• **What you need to do**
Write out the full set of records exactly. Any pictures in them do not belong in the copy.

• **Stored records**
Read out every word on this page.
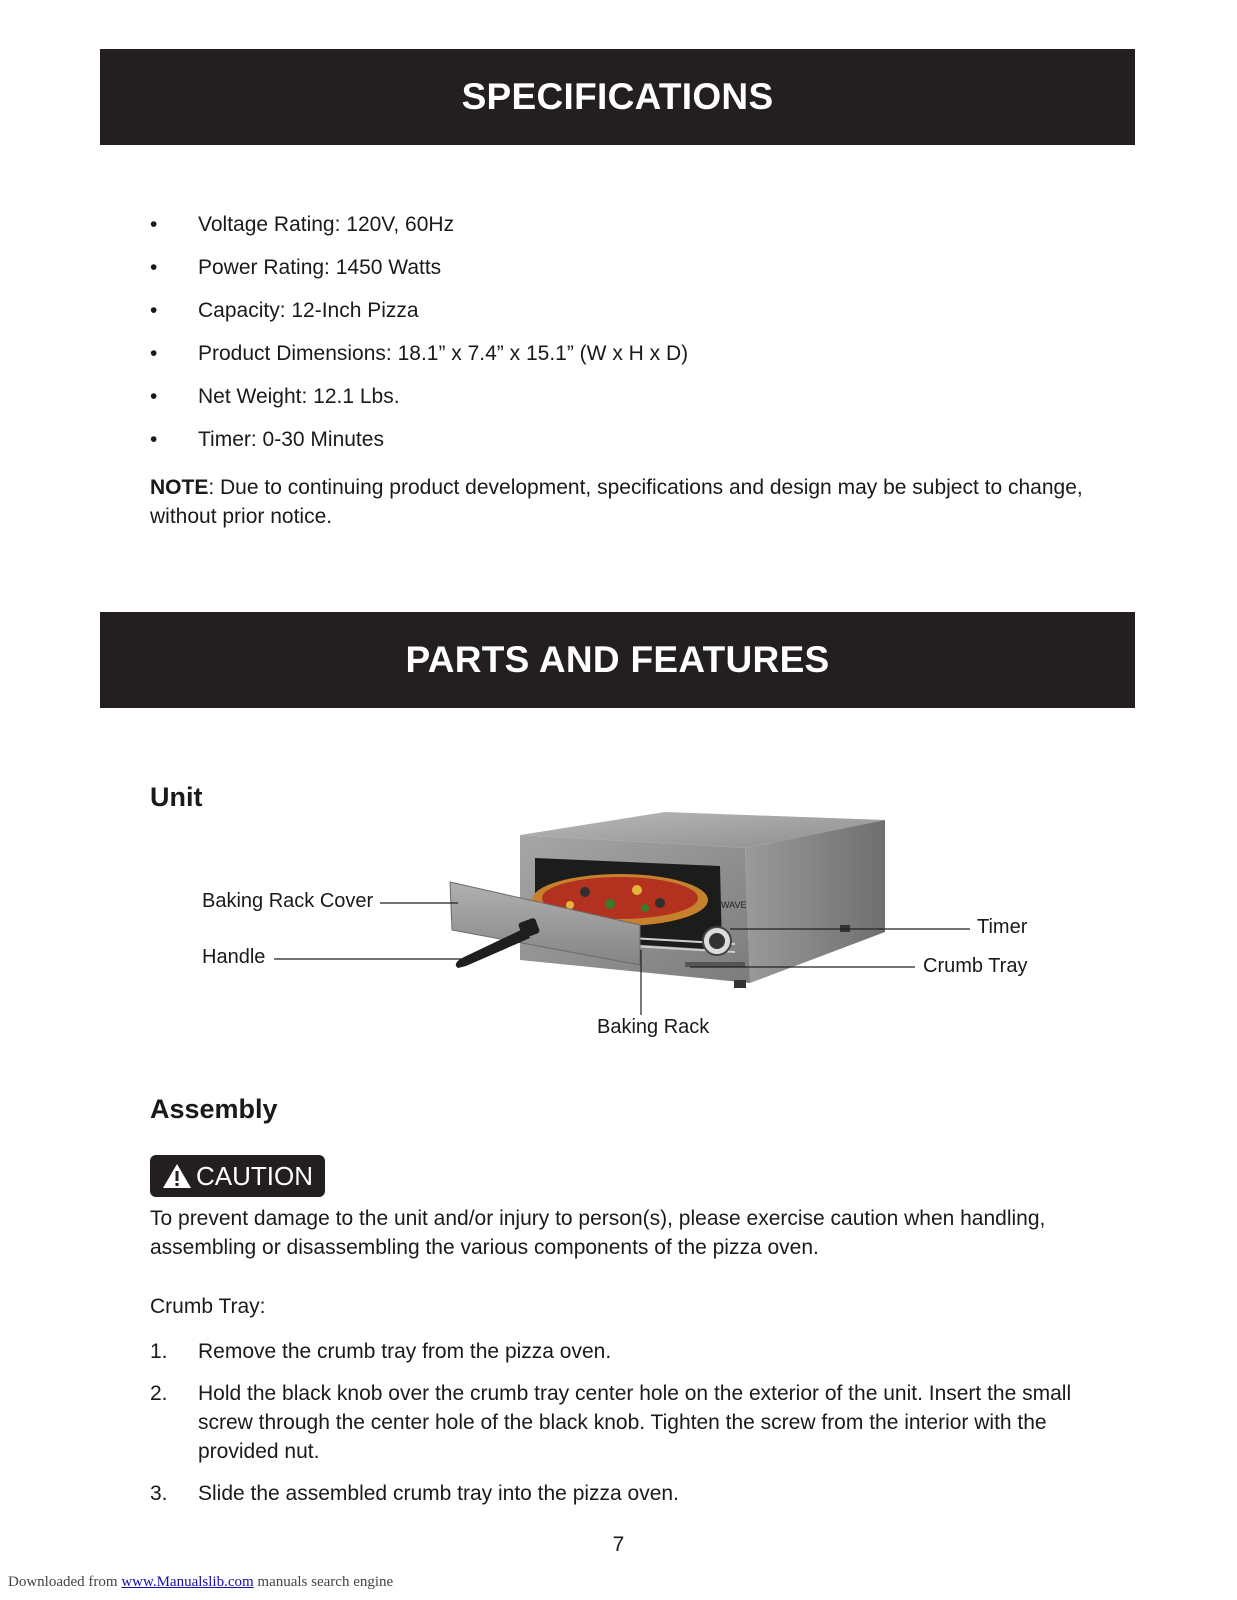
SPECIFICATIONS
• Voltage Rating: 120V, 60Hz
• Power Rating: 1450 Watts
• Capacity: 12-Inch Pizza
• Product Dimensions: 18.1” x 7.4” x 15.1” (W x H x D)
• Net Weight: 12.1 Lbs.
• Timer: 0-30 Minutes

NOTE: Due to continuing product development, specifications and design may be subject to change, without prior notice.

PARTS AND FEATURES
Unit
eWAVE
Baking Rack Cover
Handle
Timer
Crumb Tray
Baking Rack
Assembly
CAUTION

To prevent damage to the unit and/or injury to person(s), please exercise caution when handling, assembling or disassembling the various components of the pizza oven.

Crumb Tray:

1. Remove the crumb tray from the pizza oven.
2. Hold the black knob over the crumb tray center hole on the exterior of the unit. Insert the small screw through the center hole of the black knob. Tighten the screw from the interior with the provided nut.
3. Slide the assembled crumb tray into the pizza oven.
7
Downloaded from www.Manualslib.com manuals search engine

• **Output of the task**
Read out every word on this page.
SPECIFICATIONS
• Voltage Rating: 120V, 60Hz
• Power Rating: 1450 Watts
• Capacity: 12-Inch Pizza
• Product Dimensions: 18.1” x 7.4” x 15.1” (W x H x D)
• Net Weight: 12.1 Lbs.
• Timer: 0-30 Minutes

NOTE: Due to continuing product development, specifications and design may be subject to change, without prior notice.

PARTS AND FEATURES
Unit
eWAVE
Baking Rack Cover
Handle
Timer
Crumb Tray
Baking Rack
Assembly
CAUTION

To prevent damage to the unit and/or injury to person(s), please exercise caution when handling, assembling or disassembling the various components of the pizza oven.

Crumb Tray:

1. Remove the crumb tray from the pizza oven.
2. Hold the black knob over the crumb tray center hole on the exterior of the unit. Insert the small screw through the center hole of the black knob. Tighten the screw from the interior with the provided nut.
3. Slide the assembled crumb tray into the pizza oven.
7
Downloaded from www.Manualslib.com manuals search engine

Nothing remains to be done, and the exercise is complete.